▶ Direction
Identify and copy all lines of the material where the string "redes" is found.

[Saved entries]
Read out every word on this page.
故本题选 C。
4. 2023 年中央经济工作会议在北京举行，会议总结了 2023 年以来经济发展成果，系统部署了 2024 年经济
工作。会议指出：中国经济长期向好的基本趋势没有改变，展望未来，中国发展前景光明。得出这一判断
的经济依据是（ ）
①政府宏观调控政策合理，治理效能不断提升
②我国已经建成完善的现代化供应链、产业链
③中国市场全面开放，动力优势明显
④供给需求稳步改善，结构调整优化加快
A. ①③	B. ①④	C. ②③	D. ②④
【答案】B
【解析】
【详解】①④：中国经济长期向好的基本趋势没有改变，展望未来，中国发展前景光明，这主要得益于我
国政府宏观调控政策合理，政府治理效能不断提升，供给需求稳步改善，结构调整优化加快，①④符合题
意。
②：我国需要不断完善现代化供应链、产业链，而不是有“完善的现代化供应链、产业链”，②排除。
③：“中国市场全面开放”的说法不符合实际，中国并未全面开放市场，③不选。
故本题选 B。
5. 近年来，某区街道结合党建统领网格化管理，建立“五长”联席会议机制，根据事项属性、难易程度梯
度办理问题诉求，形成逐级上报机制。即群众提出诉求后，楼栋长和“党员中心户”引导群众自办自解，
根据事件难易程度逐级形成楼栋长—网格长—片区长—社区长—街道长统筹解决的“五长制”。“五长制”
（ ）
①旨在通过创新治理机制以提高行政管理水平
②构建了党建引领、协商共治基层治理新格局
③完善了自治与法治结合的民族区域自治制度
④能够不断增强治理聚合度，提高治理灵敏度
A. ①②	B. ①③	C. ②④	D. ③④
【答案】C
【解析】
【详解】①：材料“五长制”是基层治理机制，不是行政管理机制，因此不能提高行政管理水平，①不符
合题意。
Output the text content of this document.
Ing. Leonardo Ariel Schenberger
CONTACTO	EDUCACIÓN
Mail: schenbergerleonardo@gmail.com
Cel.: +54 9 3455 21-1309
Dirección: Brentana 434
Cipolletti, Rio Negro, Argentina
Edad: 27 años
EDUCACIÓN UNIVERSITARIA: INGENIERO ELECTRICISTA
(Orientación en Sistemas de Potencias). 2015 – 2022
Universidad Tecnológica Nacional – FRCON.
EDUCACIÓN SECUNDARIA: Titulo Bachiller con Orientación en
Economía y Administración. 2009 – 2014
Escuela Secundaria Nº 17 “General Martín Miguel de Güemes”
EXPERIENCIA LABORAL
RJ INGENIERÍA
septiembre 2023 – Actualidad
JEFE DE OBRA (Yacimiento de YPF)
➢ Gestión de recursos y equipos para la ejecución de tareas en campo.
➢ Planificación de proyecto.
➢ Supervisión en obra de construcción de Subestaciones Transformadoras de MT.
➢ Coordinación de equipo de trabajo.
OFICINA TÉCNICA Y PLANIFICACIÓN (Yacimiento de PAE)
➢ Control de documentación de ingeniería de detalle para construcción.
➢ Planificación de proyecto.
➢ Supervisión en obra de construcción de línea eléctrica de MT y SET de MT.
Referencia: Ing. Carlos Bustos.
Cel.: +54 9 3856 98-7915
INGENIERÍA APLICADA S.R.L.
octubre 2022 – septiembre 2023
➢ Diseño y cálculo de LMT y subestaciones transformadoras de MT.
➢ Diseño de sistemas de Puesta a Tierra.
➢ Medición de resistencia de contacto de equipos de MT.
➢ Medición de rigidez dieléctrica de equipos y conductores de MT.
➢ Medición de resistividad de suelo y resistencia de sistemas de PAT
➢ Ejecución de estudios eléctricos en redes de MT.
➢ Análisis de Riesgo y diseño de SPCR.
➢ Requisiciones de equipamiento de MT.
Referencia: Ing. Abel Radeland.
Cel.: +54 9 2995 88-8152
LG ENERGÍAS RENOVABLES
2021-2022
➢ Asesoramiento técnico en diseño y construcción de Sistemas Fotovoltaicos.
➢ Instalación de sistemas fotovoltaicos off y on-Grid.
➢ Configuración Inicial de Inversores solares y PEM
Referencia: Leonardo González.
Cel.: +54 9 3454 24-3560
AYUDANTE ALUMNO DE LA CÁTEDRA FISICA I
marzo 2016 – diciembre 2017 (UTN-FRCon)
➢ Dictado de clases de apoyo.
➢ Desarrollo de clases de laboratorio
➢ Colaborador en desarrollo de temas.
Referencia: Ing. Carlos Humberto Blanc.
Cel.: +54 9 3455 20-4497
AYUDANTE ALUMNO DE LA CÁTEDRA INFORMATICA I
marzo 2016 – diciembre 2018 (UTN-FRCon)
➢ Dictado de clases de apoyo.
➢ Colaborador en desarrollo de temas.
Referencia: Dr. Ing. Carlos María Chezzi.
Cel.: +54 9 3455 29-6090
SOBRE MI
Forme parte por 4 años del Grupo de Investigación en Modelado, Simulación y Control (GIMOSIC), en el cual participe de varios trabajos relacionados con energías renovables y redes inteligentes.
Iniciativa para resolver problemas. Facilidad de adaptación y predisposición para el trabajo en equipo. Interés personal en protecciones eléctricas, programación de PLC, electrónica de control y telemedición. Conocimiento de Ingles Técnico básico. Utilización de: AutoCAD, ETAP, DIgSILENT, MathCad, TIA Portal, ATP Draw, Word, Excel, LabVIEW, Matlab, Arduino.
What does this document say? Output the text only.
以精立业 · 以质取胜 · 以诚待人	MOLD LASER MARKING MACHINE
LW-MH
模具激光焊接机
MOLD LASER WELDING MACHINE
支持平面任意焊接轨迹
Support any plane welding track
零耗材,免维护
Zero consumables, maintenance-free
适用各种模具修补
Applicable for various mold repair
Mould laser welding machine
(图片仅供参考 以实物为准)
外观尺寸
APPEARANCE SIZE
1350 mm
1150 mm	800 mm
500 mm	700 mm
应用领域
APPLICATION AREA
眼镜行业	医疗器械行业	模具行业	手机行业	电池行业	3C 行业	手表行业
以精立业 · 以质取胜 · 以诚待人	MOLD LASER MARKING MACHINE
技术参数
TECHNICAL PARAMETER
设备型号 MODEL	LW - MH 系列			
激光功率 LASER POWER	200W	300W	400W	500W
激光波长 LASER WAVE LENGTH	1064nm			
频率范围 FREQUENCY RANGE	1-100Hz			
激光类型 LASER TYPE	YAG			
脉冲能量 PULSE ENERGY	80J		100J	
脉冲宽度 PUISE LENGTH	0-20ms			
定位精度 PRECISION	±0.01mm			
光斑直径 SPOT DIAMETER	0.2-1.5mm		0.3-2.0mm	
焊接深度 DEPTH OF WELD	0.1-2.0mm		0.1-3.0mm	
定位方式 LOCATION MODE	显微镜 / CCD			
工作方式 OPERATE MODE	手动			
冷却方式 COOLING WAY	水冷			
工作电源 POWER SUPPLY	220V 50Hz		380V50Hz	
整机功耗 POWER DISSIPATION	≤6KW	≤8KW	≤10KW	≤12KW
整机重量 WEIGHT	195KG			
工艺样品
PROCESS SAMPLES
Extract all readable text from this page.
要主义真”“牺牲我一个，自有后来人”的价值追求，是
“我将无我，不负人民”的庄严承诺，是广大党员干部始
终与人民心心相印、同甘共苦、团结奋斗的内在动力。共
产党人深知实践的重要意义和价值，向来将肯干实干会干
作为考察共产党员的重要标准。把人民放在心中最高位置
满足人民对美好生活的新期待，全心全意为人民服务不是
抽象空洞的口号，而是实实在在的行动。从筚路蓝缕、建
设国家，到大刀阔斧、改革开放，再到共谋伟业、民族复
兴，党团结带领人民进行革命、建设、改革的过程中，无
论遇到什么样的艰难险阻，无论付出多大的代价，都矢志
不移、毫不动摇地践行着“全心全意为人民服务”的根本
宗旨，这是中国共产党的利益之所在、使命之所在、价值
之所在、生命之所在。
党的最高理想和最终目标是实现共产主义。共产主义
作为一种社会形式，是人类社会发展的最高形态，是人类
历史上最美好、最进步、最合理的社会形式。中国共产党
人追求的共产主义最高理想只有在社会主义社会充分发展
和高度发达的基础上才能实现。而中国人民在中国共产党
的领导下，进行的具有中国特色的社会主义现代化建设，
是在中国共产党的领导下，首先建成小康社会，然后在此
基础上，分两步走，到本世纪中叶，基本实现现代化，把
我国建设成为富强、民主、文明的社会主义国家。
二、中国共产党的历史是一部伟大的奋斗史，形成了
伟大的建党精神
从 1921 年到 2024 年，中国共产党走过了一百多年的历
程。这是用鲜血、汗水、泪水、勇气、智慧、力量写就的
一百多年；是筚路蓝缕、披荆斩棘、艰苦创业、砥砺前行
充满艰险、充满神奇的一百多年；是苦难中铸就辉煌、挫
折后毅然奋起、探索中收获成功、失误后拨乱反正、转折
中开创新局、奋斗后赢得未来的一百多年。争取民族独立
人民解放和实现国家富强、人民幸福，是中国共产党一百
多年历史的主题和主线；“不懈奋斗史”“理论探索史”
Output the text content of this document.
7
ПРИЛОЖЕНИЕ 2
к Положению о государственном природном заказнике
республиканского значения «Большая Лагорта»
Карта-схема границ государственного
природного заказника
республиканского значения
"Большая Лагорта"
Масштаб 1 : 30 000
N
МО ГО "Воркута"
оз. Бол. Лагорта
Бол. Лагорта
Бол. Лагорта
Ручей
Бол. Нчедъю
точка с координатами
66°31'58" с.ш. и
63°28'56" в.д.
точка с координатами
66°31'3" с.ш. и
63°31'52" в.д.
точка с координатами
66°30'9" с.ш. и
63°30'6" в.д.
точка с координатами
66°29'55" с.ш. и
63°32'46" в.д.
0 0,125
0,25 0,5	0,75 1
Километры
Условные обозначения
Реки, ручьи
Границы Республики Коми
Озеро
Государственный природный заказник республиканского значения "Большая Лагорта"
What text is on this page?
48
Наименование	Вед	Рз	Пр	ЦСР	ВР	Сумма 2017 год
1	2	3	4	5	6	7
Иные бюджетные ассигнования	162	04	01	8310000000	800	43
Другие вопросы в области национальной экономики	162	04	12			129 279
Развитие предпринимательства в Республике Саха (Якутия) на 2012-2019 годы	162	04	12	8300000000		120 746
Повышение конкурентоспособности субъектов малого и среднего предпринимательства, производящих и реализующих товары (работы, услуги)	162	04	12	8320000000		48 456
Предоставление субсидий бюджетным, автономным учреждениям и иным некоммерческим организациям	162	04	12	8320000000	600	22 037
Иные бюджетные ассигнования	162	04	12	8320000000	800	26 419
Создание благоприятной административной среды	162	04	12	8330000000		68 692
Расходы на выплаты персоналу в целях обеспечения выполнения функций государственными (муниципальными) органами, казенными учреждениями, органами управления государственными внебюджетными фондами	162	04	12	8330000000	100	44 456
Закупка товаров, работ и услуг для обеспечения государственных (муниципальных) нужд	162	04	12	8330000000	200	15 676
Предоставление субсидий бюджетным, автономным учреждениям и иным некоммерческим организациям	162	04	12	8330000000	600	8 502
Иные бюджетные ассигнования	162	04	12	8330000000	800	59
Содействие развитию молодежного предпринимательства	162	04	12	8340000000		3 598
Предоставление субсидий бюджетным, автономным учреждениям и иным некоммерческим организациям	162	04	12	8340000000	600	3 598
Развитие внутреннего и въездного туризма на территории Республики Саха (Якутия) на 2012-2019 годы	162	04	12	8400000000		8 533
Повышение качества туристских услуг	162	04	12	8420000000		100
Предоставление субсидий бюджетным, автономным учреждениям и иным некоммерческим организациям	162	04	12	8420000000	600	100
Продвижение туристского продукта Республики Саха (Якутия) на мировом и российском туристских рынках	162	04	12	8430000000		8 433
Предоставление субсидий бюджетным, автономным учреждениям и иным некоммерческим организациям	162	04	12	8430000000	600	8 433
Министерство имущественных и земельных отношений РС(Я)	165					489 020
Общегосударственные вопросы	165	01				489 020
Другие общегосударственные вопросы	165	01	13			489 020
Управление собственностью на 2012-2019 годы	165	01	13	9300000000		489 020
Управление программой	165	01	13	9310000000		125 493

▶ Written answer
➢ Ejecución de estudios eléctricos en redes de MT.
Forme parte por 4 años del Grupo de Investigación en Modelado, Simulación y Control (GIMOSIC), en el cual participe de varios trabajos relacionados con energías renovables y redes inteligentes.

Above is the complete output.